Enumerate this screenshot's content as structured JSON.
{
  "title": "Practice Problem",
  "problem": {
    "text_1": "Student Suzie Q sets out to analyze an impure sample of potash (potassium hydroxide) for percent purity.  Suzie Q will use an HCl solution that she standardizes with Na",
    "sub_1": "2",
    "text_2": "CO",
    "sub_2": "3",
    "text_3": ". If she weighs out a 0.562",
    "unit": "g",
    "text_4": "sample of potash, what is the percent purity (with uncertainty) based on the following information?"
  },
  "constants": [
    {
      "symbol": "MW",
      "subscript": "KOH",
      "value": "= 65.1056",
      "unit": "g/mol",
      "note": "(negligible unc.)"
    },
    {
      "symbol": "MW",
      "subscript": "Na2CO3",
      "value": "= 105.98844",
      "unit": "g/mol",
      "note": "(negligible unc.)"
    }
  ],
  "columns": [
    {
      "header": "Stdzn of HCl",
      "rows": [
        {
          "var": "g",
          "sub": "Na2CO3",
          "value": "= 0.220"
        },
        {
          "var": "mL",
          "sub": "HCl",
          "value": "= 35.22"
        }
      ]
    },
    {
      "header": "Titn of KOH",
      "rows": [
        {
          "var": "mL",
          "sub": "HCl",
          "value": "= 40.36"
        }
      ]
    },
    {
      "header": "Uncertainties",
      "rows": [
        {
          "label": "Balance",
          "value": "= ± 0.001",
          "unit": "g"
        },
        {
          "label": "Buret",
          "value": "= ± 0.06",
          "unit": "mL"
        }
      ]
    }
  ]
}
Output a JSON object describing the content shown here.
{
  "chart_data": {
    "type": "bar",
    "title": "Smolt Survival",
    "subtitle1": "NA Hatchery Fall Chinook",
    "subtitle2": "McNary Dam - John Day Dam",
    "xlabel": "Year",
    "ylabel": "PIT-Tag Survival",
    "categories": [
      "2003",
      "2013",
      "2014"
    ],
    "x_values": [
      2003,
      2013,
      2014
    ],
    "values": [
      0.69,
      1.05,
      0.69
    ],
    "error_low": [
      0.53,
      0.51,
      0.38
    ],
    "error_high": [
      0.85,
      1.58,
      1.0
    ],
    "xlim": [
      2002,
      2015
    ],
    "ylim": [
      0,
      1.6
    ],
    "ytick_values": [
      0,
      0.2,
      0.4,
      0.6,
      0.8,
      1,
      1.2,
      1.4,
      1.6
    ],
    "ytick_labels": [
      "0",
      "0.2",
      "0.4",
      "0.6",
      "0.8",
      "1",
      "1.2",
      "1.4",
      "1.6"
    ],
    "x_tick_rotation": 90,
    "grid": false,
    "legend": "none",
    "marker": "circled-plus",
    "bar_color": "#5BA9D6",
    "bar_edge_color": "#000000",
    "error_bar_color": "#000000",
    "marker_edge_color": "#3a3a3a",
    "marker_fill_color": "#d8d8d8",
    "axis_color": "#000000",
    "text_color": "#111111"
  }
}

|---|

▸ **Task prompt**
Recopy the entries above exactly, with every line included.

▸ **Output of the task**
Enumerate this screenshot's content as structured JSON.
{
  "title": "Practice Problem",
  "problem": {
    "text_1": "Student Suzie Q sets out to analyze an impure sample of potash (potassium hydroxide) for percent purity.  Suzie Q will use an HCl solution that she standardizes with Na",
    "sub_1": "2",
    "text_2": "CO",
    "sub_2": "3",
    "text_3": ". If she weighs out a 0.562",
    "unit": "g",
    "text_4": "sample of potash, what is the percent purity (with uncertainty) based on the following information?"
  },
  "constants": [
    {
      "symbol": "MW",
      "subscript": "KOH",
      "value": "= 65.1056",
      "unit": "g/mol",
      "note": "(negligible unc.)"
    },
    {
      "symbol": "MW",
      "subscript": "Na2CO3",
      "value": "= 105.98844",
      "unit": "g/mol",
      "note": "(negligible unc.)"
    }
  ],
  "columns": [
    {
      "header": "Stdzn of HCl",
      "rows": [
        {
          "var": "g",
          "sub": "Na2CO3",
          "value": "= 0.220"
        },
        {
          "var": "mL",
          "sub": "HCl",
          "value": "= 35.22"
        }
      ]
    },
    {
      "header": "Titn of KOH",
      "rows": [
        {
          "var": "mL",
          "sub": "HCl",
          "value": "= 40.36"
        }
      ]
    },
    {
      "header": "Uncertainties",
      "rows": [
        {
          "label": "Balance",
          "value": "= ± 0.001",
          "unit": "g"
        },
        {
          "label": "Buret",
          "value": "= ± 0.06",
          "unit": "mL"
        }
      ]
    }
  ]
}
Output a JSON object describing the content shown here.
{
  "chart_data": {
    "type": "bar",
    "title": "Smolt Survival",
    "subtitle1": "NA Hatchery Fall Chinook",
    "subtitle2": "McNary Dam - John Day Dam",
    "xlabel": "Year",
    "ylabel": "PIT-Tag Survival",
    "categories": [
      "2003",
      "2013",
      "2014"
    ],
    "x_values": [
      2003,
      2013,
      2014
    ],
    "values": [
      0.69,
      1.05,
      0.69
    ],
    "error_low": [
      0.53,
      0.51,
      0.38
    ],
    "error_high": [
      0.85,
      1.58,
      1.0
    ],
    "xlim": [
      2002,
      2015
    ],
    "ylim": [
      0,
      1.6
    ],
    "ytick_values": [
      0,
      0.2,
      0.4,
      0.6,
      0.8,
      1,
      1.2,
      1.4,
      1.6
    ],
    "ytick_labels": [
      "0",
      "0.2",
      "0.4",
      "0.6",
      "0.8",
      "1",
      "1.2",
      "1.4",
      "1.6"
    ],
    "x_tick_rotation": 90,
    "grid": false,
    "legend": "none",
    "marker": "circled-plus",
    "bar_color": "#5BA9D6",
    "bar_edge_color": "#000000",
    "error_bar_color": "#000000",
    "marker_edge_color": "#3a3a3a",
    "marker_fill_color": "#d8d8d8",
    "axis_color": "#000000",
    "text_color": "#111111"
  }
}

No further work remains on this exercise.